_Task details_
Report how many lines in the records hold the string "Type"; give the number and nothing else.

_Records supplied_
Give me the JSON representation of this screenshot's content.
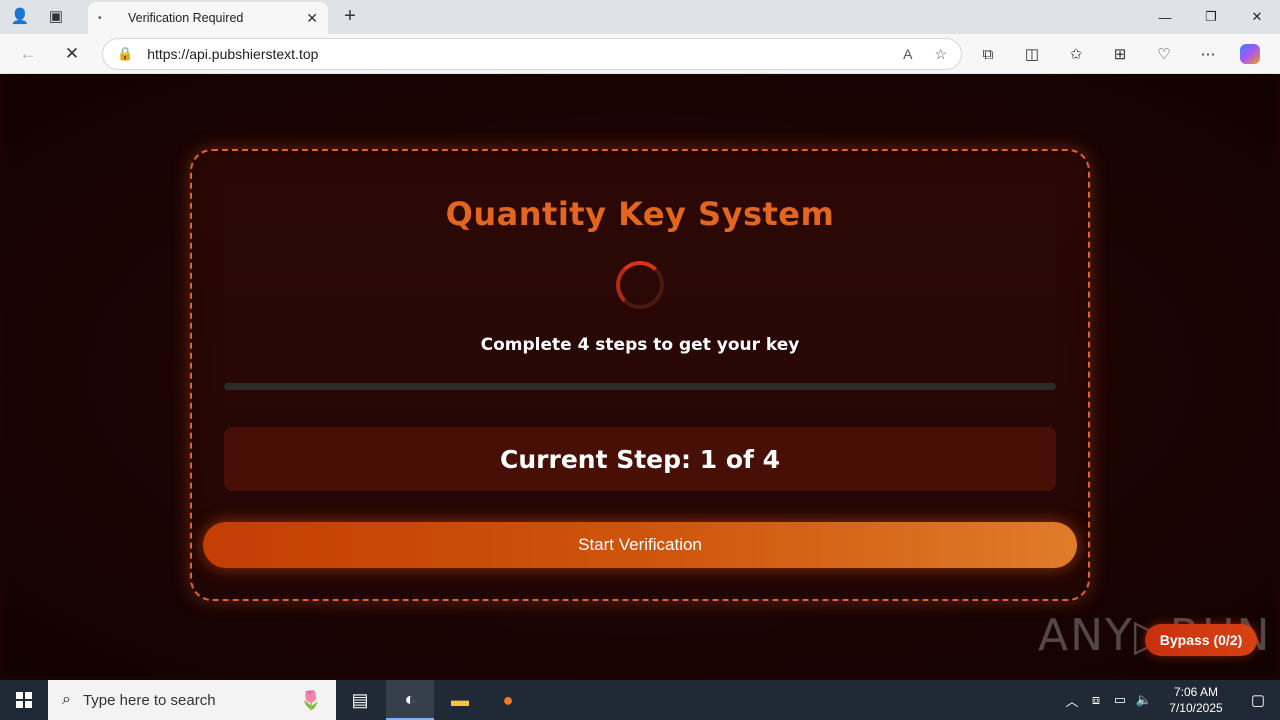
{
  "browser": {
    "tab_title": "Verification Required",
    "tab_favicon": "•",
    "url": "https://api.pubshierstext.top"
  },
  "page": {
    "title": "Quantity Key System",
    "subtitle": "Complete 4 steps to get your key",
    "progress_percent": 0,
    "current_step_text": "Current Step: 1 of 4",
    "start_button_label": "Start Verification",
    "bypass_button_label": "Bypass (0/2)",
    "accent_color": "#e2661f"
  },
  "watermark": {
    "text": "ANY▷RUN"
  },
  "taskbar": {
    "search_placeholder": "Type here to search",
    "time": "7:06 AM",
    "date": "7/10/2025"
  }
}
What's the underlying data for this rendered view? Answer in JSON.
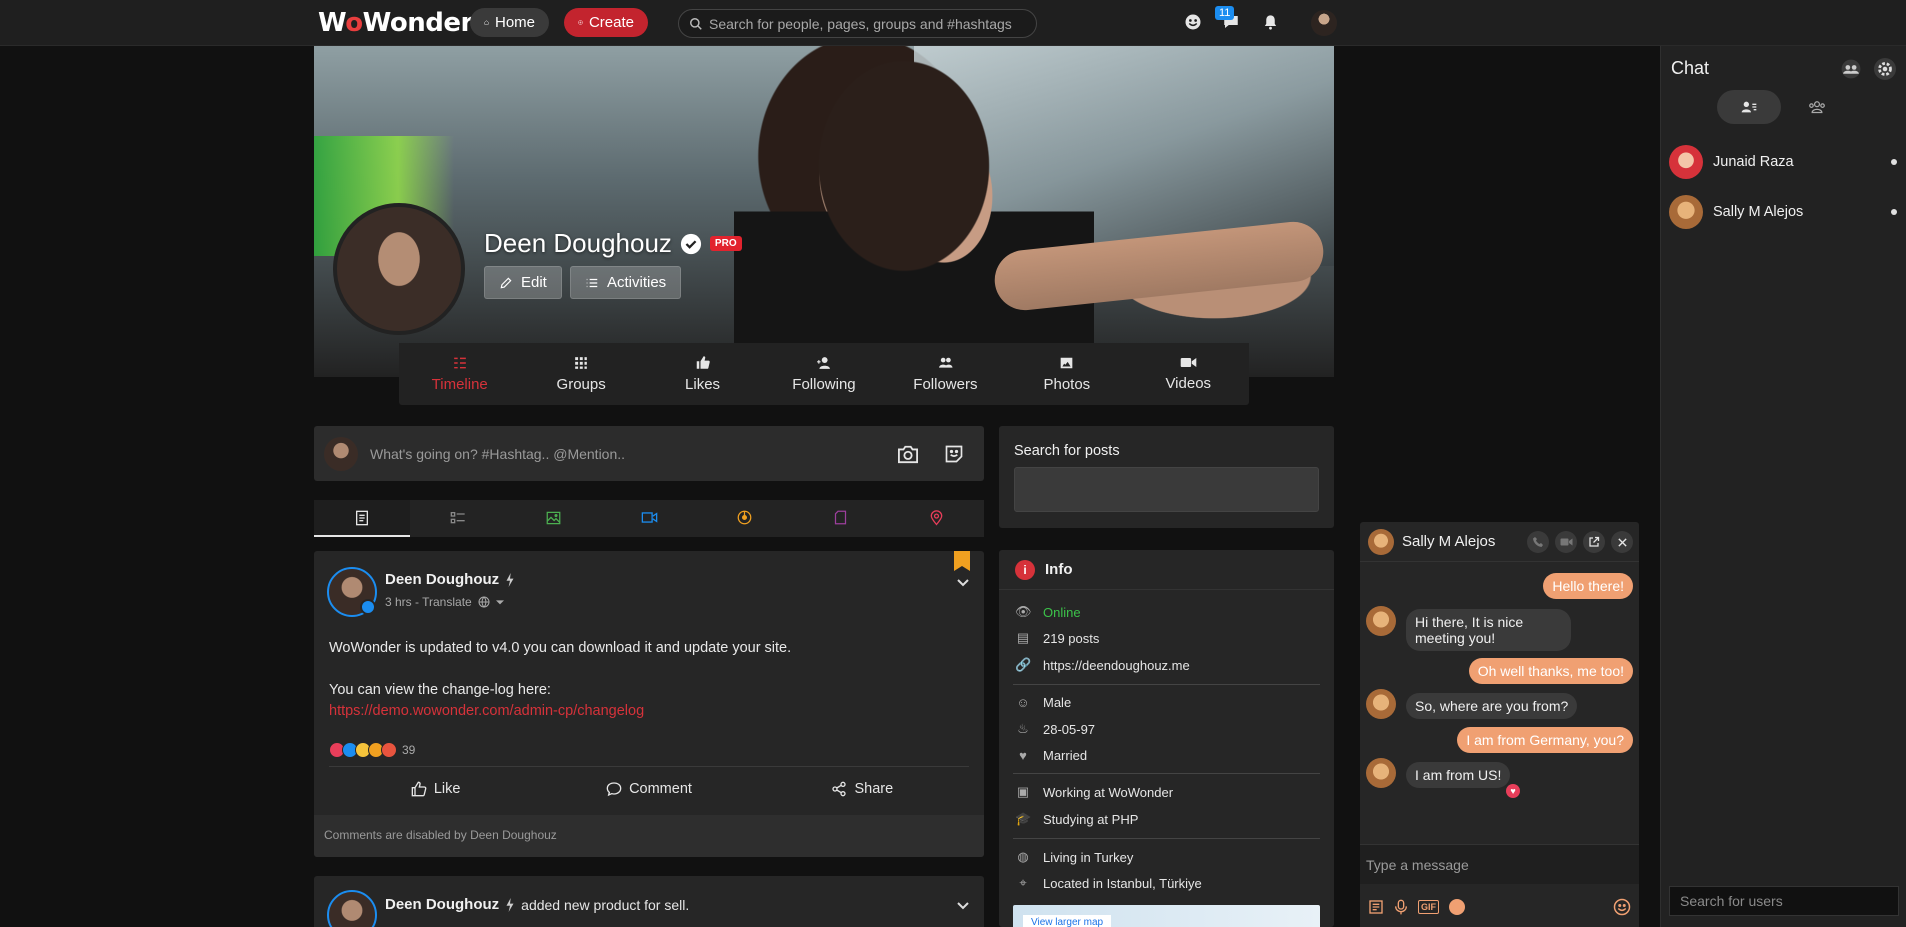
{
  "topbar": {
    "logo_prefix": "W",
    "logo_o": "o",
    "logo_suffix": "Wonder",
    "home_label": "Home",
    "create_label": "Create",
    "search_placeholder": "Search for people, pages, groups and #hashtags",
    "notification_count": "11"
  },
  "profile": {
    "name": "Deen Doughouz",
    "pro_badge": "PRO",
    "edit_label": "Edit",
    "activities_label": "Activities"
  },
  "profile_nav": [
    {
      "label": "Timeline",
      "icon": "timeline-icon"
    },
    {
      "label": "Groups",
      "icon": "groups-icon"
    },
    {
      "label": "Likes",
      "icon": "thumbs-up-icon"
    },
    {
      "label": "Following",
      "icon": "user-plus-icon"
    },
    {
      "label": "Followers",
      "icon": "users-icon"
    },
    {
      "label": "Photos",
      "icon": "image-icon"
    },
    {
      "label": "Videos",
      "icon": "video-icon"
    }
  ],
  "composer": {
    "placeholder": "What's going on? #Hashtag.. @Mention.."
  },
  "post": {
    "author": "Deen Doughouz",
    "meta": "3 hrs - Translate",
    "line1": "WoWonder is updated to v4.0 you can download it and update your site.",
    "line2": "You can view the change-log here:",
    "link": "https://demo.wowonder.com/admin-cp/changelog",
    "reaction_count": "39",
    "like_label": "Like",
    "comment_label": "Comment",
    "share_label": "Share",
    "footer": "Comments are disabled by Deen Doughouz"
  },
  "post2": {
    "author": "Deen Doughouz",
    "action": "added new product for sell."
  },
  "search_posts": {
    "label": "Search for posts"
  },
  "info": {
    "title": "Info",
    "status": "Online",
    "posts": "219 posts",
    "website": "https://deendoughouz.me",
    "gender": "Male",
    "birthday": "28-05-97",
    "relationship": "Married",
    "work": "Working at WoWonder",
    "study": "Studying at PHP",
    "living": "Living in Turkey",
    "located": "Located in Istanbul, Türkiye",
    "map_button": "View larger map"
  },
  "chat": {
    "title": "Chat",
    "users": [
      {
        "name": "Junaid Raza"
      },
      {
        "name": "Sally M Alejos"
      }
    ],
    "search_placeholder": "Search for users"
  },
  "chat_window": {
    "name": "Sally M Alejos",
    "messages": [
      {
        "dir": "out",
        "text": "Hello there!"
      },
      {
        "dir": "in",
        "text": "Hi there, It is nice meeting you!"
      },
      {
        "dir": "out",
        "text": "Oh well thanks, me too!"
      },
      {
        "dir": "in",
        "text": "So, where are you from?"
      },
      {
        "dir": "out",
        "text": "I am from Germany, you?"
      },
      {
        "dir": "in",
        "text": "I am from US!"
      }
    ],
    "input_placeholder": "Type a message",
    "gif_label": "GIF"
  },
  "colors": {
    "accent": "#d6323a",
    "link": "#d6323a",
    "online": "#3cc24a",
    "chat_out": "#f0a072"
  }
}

_Final answer_
2